List all the lines in these records that hold "JSON".
──────── MATERIAL SHOWN
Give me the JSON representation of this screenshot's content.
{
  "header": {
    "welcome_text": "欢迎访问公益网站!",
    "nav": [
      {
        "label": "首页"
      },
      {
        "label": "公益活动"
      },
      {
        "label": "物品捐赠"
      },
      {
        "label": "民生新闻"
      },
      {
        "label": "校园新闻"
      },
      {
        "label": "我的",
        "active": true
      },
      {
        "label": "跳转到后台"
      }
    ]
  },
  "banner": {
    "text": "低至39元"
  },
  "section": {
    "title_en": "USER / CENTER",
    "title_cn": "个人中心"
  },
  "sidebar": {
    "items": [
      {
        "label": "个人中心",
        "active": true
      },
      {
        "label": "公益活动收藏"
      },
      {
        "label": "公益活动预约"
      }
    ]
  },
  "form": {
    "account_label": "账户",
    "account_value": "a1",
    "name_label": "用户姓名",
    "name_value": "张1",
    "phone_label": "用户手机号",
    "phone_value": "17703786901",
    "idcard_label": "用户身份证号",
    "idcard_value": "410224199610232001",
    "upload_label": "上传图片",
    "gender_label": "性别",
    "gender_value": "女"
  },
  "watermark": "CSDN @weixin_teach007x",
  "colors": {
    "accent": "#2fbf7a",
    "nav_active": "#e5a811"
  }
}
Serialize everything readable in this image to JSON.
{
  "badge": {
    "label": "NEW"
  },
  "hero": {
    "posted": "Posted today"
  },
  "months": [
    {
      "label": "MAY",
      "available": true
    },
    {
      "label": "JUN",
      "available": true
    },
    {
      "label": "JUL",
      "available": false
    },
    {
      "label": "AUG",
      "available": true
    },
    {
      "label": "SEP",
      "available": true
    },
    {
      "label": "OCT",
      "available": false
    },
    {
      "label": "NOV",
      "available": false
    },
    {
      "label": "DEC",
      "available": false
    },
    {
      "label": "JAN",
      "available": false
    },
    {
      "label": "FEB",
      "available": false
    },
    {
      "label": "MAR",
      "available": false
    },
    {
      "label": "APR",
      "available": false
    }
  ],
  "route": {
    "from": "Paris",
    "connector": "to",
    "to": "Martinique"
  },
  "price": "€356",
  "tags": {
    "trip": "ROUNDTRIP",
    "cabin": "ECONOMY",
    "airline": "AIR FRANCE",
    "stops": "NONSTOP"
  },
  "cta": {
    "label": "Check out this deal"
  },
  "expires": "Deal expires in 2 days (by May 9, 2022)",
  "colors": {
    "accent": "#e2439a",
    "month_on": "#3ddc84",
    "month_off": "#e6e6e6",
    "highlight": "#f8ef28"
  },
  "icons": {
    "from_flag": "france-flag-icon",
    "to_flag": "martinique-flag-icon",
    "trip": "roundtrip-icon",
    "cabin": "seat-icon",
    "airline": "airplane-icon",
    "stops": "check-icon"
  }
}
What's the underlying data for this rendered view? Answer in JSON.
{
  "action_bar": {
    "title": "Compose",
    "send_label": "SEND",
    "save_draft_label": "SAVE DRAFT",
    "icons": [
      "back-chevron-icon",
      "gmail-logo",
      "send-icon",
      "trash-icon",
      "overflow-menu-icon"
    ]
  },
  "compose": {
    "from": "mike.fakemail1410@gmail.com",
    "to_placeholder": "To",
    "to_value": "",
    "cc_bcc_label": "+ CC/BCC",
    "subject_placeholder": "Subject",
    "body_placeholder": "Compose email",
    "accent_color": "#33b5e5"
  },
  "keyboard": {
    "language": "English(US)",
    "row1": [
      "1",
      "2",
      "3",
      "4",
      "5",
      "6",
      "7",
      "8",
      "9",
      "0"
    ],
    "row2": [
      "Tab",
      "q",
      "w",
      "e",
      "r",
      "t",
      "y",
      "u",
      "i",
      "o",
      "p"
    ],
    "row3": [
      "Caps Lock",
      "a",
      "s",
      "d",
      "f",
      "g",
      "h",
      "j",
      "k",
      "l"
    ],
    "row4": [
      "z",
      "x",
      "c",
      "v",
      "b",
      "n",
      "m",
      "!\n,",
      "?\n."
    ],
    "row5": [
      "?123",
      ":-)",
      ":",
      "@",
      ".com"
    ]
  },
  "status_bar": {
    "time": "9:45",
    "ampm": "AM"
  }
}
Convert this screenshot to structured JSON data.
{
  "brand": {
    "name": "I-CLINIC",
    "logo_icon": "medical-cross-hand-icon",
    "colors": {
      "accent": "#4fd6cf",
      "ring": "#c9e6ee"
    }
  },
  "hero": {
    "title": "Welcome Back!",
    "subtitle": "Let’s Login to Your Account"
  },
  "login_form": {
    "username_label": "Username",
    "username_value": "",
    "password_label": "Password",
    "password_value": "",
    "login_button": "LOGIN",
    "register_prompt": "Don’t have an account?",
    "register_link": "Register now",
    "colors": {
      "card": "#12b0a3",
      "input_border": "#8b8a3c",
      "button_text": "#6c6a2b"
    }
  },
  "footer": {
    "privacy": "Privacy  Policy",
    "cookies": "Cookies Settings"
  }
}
────────────────
EXERCISE ANSWER:
Give me the JSON representation of this screenshot's content.
Serialize everything readable in this image to JSON.
What's the underlying data for this rendered view? Answer in JSON.
Convert this screenshot to structured JSON data.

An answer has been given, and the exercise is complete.